• Selected extract:
But before the FDA proposes rules, first they need to get a state of the general safety of the industry. So, the proposal put forth by the agency aren't "rules" per say, so much as a directive for large-scale food processing facilities to "identify and implement focused mitigation strategies" to keep the access to their products contained. For example, declaring what level of security people need to have in order to access to the large vats of milk on a dairy farm, how many padlocks are kept on fences, what defensive measures are in place on cow feed. That kind of thing. From there, the FDA will use the information to determine how to fix the weak links of our food supply.

And weak they are. The set of food terrorism possibilities the FDA lays out reads like the most terrifying season of "24" ever:

[F]luid milk is widely consumed across different sub-populations, including infants and children, increasing the potential for significant adverse public health impacts and, because of public reaction to child and infant morbidity and mortality, decreasing public confidence in the food supply.

Okay, admittedly it's a little more dry than "24." But it still doesn't paint the prettiest of pictures.

• Direction 1:
In the FDA food-defense passage, what will the FDA use the gathered information to do?
• Direction 2:
Set down the FDA food-defense passage word for word, starting at "[F]luid milk is" and ending at "prettiest of pictures.".
• Direction 3:
Carry the FDA food-defense passage forward from its final sentence.
The rows after this point come from a separate source.

• Data section:

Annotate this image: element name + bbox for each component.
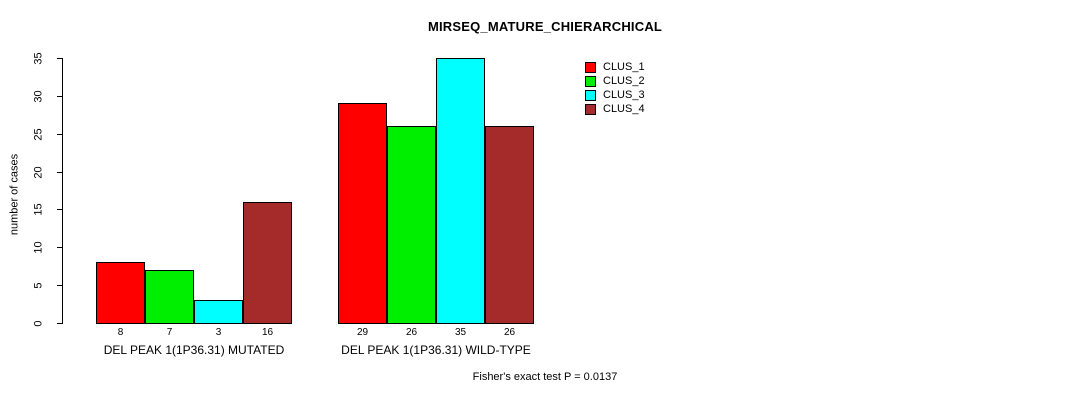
bar-chart-figure: MIRSEQ_MATURE_CHIERARCHICAL 051015202530… [0, 0, 1090, 400]
legend-item: CLUS_3 [585, 88, 645, 102]
y-axis-tick [57, 96, 62, 97]
y-axis-tick [57, 285, 62, 286]
bar [338, 103, 387, 324]
bar-value-label: 3 [194, 328, 243, 338]
bar [145, 270, 194, 324]
statistical-test-annotation: Fisher's exact test P = 0.0137 [0, 371, 1090, 383]
bar-value-label: 8 [96, 328, 145, 338]
chart-title: MIRSEQ_MATURE_CHIERARCHICAL [0, 19, 1090, 34]
y-axis-line [62, 58, 63, 324]
y-axis-tick-label: 25 [34, 120, 45, 150]
bar-value-label: 7 [145, 328, 194, 338]
group-label: DEL PEAK 1(1P36.31) WILD-TYPE [258, 344, 614, 357]
y-axis-tick-label: 30 [34, 82, 45, 112]
y-axis-tick-label: 15 [34, 195, 45, 225]
y-axis-tick [57, 172, 62, 173]
legend: CLUS_1CLUS_2CLUS_3CLUS_4 [585, 60, 645, 116]
bar-value-label: 26 [387, 328, 436, 338]
y-axis-tick-label: 5 [34, 271, 45, 301]
bar [243, 202, 292, 324]
bar [387, 126, 436, 324]
y-axis-tick-label: 20 [34, 158, 45, 188]
legend-item: CLUS_2 [585, 74, 645, 88]
legend-item-label: CLUS_4 [603, 104, 645, 115]
legend-item-label: CLUS_2 [603, 76, 645, 87]
bar-value-label: 26 [485, 328, 534, 338]
y-axis-title: number of cases [10, 140, 21, 250]
legend-color-swatch [585, 76, 596, 87]
y-axis-tick [57, 323, 62, 324]
legend-item-label: CLUS_1 [603, 62, 645, 73]
y-axis-tick [57, 58, 62, 59]
y-axis-tick [57, 209, 62, 210]
bar [436, 58, 485, 324]
legend-color-swatch [585, 62, 596, 73]
bar [194, 300, 243, 324]
legend-color-swatch [585, 104, 596, 115]
legend-color-swatch [585, 90, 596, 101]
bar-value-label: 35 [436, 328, 485, 338]
y-axis-tick [57, 134, 62, 135]
legend-item-label: CLUS_3 [603, 90, 645, 101]
legend-item: CLUS_4 [585, 102, 645, 116]
bar-value-label: 29 [338, 328, 387, 338]
bar [96, 262, 145, 324]
y-axis-tick [57, 247, 62, 248]
y-axis-tick-label: 0 [34, 309, 45, 339]
legend-item: CLUS_1 [585, 60, 645, 74]
y-axis-tick-label: 35 [34, 44, 45, 74]
bar [485, 126, 534, 324]
y-axis-tick-label: 10 [34, 233, 45, 263]
bar-value-label: 16 [243, 328, 292, 338]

• Answer 1:
To determine how to fix the weak links of the food supply.

• Answer 2:
[F]luid milk is widely consumed across different sub-populations, including infants and children, increasing the potential for significant adverse public health impacts and, because of public reaction to child and infant morbidity and mortality, decreasing public confidence in the food supply.

Okay, admittedly it's a little more dry than "24." But it still doesn't paint the prettiest of pictures.

• Answer 3:
Seeing as the country hasn't had a full-blown food attack since the Oregon cultists in 1983, is food terrorism even a real worry? Documents uncovered in 2002 from an al-Qaeda bunker suggest they at least had an inkling to attack the country's food supply at some point. And from a terrorist's perspective it makes sense to consider agroterrorism, seeing as it could inflict a massive amount of damage while only costing whatever it takes to obtain a great big bag of poison and procure access to the poorly-protected food supply.

In fact, the threat is large enough for the FBI to issue this warning:

Agriculture may not represent terrorists' first choice of targets because it lacks the shock factor of more traditional attacks; however, it comprises the largest single sector in the U.S. economy, making agroterrorism a viable primary aspiration.

All of which is to say: It's a good idea we're finally getting around to putting some more padlocks in between terrorists and our food supply.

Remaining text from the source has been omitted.